---------- Source material
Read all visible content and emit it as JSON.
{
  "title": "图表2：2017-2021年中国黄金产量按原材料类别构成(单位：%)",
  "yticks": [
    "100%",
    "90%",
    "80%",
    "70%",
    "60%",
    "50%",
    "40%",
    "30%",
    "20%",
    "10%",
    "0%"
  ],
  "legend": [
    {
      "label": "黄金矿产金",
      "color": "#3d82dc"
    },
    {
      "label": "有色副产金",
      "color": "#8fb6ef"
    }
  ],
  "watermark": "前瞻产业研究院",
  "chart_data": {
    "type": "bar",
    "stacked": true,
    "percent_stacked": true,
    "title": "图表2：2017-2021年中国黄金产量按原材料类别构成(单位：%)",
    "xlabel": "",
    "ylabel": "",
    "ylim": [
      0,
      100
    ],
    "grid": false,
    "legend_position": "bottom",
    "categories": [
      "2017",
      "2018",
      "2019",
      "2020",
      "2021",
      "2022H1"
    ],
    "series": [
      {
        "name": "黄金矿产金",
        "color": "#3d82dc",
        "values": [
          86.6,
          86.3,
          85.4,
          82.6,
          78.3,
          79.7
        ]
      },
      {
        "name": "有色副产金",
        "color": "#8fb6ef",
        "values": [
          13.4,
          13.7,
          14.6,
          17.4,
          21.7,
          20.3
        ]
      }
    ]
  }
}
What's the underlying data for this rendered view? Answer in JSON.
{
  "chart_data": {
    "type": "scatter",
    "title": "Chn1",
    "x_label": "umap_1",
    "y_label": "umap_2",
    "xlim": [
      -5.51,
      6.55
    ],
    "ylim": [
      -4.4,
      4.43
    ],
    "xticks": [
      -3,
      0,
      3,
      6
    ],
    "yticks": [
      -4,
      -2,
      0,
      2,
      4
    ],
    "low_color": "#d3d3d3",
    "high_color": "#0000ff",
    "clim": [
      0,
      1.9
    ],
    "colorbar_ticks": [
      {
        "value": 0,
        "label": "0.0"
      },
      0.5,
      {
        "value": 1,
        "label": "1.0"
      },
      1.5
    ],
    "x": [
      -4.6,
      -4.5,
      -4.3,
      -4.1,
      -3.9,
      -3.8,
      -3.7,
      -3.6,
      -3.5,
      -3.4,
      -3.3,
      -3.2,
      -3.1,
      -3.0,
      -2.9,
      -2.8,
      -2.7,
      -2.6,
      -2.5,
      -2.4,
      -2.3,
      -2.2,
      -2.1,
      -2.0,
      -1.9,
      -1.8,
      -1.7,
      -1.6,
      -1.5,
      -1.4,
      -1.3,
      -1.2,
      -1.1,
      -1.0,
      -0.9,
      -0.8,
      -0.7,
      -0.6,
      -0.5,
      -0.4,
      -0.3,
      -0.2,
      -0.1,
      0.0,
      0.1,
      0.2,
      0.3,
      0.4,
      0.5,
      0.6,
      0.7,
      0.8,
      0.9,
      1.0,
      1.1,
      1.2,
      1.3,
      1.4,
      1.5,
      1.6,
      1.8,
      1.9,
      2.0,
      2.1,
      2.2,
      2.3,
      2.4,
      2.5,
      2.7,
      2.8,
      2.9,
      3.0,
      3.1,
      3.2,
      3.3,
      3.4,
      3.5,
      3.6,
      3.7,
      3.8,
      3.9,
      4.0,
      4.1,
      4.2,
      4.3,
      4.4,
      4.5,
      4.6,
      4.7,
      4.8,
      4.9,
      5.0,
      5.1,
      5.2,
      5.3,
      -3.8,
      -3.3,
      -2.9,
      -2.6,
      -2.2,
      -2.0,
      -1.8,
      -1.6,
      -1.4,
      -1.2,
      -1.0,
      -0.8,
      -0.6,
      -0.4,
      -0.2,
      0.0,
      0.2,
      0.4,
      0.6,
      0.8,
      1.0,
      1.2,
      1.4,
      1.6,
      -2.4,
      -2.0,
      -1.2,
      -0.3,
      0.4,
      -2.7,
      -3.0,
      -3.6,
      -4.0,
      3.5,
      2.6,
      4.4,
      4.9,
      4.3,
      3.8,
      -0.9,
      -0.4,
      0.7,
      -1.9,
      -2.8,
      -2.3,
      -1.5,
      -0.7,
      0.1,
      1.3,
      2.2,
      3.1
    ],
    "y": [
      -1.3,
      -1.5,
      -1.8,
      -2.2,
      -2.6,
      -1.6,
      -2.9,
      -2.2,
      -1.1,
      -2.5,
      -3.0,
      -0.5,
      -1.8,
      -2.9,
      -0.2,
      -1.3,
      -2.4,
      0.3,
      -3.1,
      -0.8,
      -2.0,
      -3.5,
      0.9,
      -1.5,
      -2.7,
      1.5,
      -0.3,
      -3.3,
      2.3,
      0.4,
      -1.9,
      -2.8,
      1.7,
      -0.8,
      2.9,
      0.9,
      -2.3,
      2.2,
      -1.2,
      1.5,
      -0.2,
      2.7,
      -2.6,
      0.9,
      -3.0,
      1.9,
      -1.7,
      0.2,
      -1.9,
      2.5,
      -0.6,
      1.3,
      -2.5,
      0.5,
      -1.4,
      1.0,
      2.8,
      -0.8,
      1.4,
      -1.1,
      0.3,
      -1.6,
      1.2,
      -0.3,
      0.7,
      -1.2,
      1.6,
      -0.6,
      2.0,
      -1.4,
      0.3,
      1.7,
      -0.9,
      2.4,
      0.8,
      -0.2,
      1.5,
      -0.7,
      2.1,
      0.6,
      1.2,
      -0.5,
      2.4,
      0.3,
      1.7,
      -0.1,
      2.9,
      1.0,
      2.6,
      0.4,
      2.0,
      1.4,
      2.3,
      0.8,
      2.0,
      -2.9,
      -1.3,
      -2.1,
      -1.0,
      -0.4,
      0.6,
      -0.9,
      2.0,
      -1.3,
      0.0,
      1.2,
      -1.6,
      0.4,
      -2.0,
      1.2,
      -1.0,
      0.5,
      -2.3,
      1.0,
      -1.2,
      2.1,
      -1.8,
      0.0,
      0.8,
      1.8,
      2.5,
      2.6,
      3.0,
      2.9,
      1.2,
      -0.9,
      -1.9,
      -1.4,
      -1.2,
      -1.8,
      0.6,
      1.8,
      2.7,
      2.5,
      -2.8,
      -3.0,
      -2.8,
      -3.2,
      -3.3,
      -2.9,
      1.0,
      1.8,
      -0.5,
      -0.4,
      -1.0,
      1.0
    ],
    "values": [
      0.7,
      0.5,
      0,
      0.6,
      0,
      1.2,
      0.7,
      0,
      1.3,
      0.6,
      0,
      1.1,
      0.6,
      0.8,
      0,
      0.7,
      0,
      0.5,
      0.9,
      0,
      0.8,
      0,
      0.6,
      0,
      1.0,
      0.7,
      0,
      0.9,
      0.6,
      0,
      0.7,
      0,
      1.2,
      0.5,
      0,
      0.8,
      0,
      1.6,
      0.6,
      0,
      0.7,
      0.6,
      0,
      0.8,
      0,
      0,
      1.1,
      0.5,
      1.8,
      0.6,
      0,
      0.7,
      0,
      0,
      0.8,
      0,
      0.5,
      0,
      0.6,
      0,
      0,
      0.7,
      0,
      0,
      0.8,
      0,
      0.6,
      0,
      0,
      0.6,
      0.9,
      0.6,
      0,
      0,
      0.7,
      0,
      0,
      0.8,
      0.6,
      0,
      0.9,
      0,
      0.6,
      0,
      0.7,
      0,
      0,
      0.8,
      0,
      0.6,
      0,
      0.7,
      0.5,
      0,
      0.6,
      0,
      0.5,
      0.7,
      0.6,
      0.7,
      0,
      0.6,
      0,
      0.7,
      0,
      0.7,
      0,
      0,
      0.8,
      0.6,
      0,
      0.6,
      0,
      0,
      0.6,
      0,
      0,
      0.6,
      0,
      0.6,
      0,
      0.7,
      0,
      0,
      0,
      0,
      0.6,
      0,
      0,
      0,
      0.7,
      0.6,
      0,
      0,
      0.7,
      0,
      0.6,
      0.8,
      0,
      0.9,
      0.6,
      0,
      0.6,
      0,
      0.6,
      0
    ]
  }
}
--------------------
→ Short problem
All lines above containing the string "title" are to be collected.

→ Answer for this exercise
  "title": "图表2：2017-2021年中国黄金产量按原材料类别构成(单位：%)",
    "title": "图表2：2017-2021年中国黄金产量按原材料类别构成(单位：%)",
    "title": "Chn1",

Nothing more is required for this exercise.